● **CHALLENGE**:
Without including any images, reproduce each entry exactly.

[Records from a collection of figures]
----------------
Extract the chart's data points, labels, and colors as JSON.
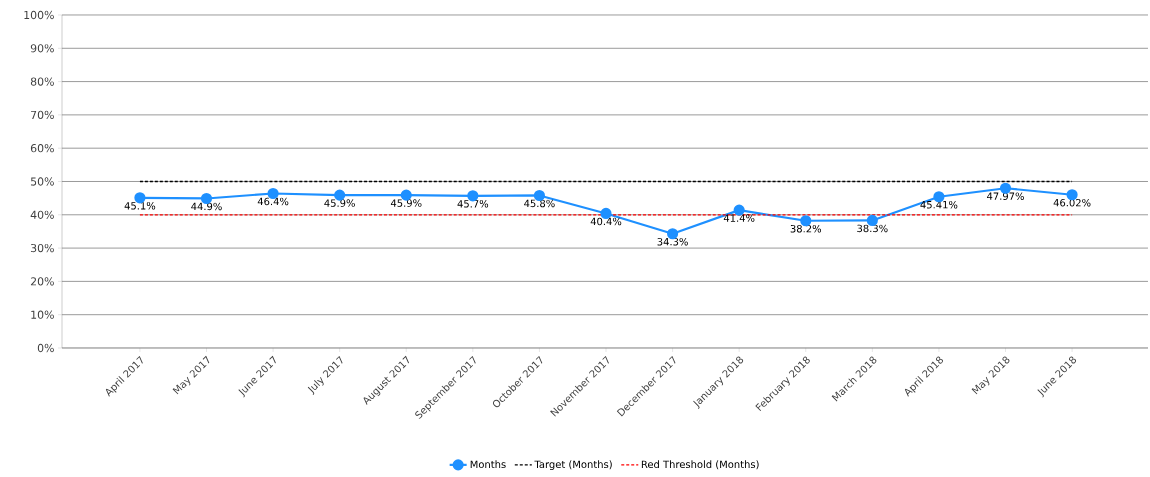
{
  "chart_data": {
    "type": "line",
    "categories": [
      "April 2017",
      "May 2017",
      "June 2017",
      "July 2017",
      "August 2017",
      "September 2017",
      "October 2017",
      "November 2017",
      "December 2017",
      "January 2018",
      "February 2018",
      "March 2018",
      "April 2018",
      "May 2018",
      "June 2018"
    ],
    "series": [
      {
        "name": "Months",
        "color": "#1e90ff",
        "marker": "circle",
        "line_style": "solid",
        "values": [
          45.1,
          44.9,
          46.4,
          45.9,
          45.9,
          45.7,
          45.8,
          40.4,
          34.3,
          41.4,
          38.2,
          38.3,
          45.41,
          47.97,
          46.02
        ],
        "value_labels": [
          "45.1%",
          "44.9%",
          "46.4%",
          "45.9%",
          "45.9%",
          "45.7%",
          "45.8%",
          "40.4%",
          "34.3%",
          "41.4%",
          "38.2%",
          "38.3%",
          "45.41%",
          "47.97%",
          "46.02%"
        ]
      },
      {
        "name": "Target (Months)",
        "color": "#000000",
        "marker": "none",
        "line_style": "dashed",
        "values": [
          50,
          50,
          50,
          50,
          50,
          50,
          50,
          50,
          50,
          50,
          50,
          50,
          50,
          50,
          50
        ]
      },
      {
        "name": "Red Threshold (Months)",
        "color": "#ff0000",
        "marker": "none",
        "line_style": "dashed",
        "values": [
          40,
          40,
          40,
          40,
          40,
          40,
          40,
          40,
          40,
          40,
          40,
          40,
          40,
          40,
          40
        ]
      }
    ],
    "ylim": [
      0,
      100
    ],
    "yticks": [
      {
        "value": 0,
        "label": "0%"
      },
      {
        "value": 10,
        "label": "10%"
      },
      {
        "value": 20,
        "label": "20%"
      },
      {
        "value": 30,
        "label": "30%"
      },
      {
        "value": 40,
        "label": "40%"
      },
      {
        "value": 50,
        "label": "50%"
      },
      {
        "value": 60,
        "label": "60%"
      },
      {
        "value": 70,
        "label": "70%"
      },
      {
        "value": 80,
        "label": "80%"
      },
      {
        "value": 90,
        "label": "90%"
      },
      {
        "value": 100,
        "label": "100%"
      }
    ],
    "grid": "y",
    "legend": "bottom"
  }
}
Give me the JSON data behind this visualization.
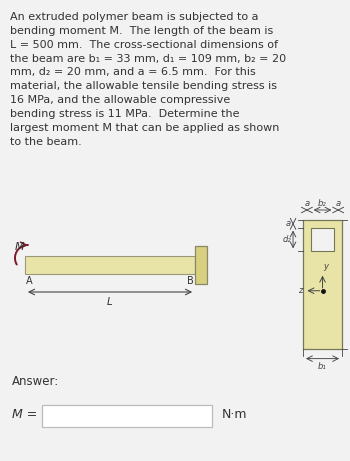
{
  "bg_color": "#f2f2f2",
  "text_color": "#333333",
  "dim_color": "#444444",
  "problem_text": "An extruded polymer beam is subjected to a\nbending moment M.  The length of the beam is\nL = 500 mm.  The cross-sectional dimensions of\nthe beam are b₁ = 33 mm, d₁ = 109 mm, b₂ = 20\nmm, d₂ = 20 mm, and a = 6.5 mm.  For this\nmaterial, the allowable tensile bending stress is\n16 MPa, and the allowable compressive\nbending stress is 11 MPa.  Determine the\nlargest moment M that can be applied as shown\nto the beam.",
  "answer_label": "Answer:",
  "M_label": "M =",
  "Nm_label": "N·m",
  "beam_color": "#e8e4a8",
  "beam_edge": "#999977",
  "cap_color": "#d8d080",
  "cap_edge": "#888866",
  "cross_color": "#e8e4a8",
  "cross_edge": "#777755",
  "moment_color": "#7a1a2a",
  "fig_width": 3.5,
  "fig_height": 4.61,
  "dpi": 100
}
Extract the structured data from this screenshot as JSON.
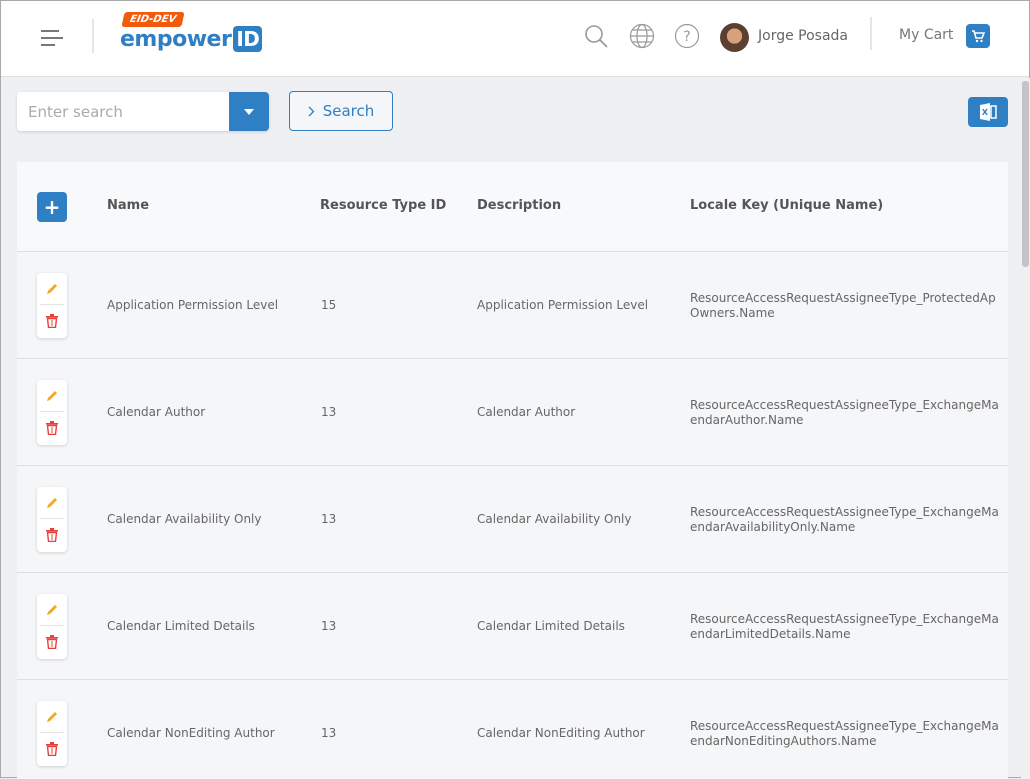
----------------
● **REPLY TO THE EXERCISE**:
Extract the chart's data points, labels, and colors as JSON.
{
  "chart_data": {
    "type": "line",
    "categories": [
      "April 2017",
      "May 2017",
      "June 2017",
      "July 2017",
      "August 2017",
      "September 2017",
      "October 2017",
      "November 2017",
      "December 2017",
      "January 2018",
      "February 2018",
      "March 2018",
      "April 2018",
      "May 2018",
      "June 2018"
    ],
    "series": [
      {
        "name": "Months",
        "color": "#1e90ff",
        "marker": "circle",
        "line_style": "solid",
        "values": [
          45.1,
          44.9,
          46.4,
          45.9,
          45.9,
          45.7,
          45.8,
          40.4,
          34.3,
          41.4,
          38.2,
          38.3,
          45.41,
          47.97,
          46.02
        ],
        "value_labels": [
          "45.1%",
          "44.9%",
          "46.4%",
          "45.9%",
          "45.9%",
          "45.7%",
          "45.8%",
          "40.4%",
          "34.3%",
          "41.4%",
          "38.2%",
          "38.3%",
          "45.41%",
          "47.97%",
          "46.02%"
        ]
      },
      {
        "name": "Target (Months)",
        "color": "#000000",
        "marker": "none",
        "line_style": "dashed",
        "values": [
          50,
          50,
          50,
          50,
          50,
          50,
          50,
          50,
          50,
          50,
          50,
          50,
          50,
          50,
          50
        ]
      },
      {
        "name": "Red Threshold (Months)",
        "color": "#ff0000",
        "marker": "none",
        "line_style": "dashed",
        "values": [
          40,
          40,
          40,
          40,
          40,
          40,
          40,
          40,
          40,
          40,
          40,
          40,
          40,
          40,
          40
        ]
      }
    ],
    "ylim": [
      0,
      100
    ],
    "yticks": [
      {
        "value": 0,
        "label": "0%"
      },
      {
        "value": 10,
        "label": "10%"
      },
      {
        "value": 20,
        "label": "20%"
      },
      {
        "value": 30,
        "label": "30%"
      },
      {
        "value": 40,
        "label": "40%"
      },
      {
        "value": 50,
        "label": "50%"
      },
      {
        "value": 60,
        "label": "60%"
      },
      {
        "value": 70,
        "label": "70%"
      },
      {
        "value": 80,
        "label": "80%"
      },
      {
        "value": 90,
        "label": "90%"
      },
      {
        "value": 100,
        "label": "100%"
      }
    ],
    "grid": "y",
    "legend": "bottom"
  }
}
Give me the JSON data behind this visualization.
{
  "bg_color": "#f2f2f2",
  "text_color": "#333333",
  "dim_color": "#444444",
  "problem_text": "An extruded polymer beam is subjected to a\nbending moment M.  The length of the beam is\nL = 500 mm.  The cross-sectional dimensions of\nthe beam are b₁ = 33 mm, d₁ = 109 mm, b₂ = 20\nmm, d₂ = 20 mm, and a = 6.5 mm.  For this\nmaterial, the allowable tensile bending stress is\n16 MPa, and the allowable compressive\nbending stress is 11 MPa.  Determine the\nlargest moment M that can be applied as shown\nto the beam.",
  "answer_label": "Answer:",
  "M_label": "M =",
  "Nm_label": "N·m",
  "beam_color": "#e8e4a8",
  "beam_edge": "#999977",
  "cap_color": "#d8d080",
  "cap_edge": "#888866",
  "cross_color": "#e8e4a8",
  "cross_edge": "#777755",
  "moment_color": "#7a1a2a",
  "fig_width": 3.5,
  "fig_height": 4.61,
  "dpi": 100
}
Extract the structured data from this screenshot as JSON.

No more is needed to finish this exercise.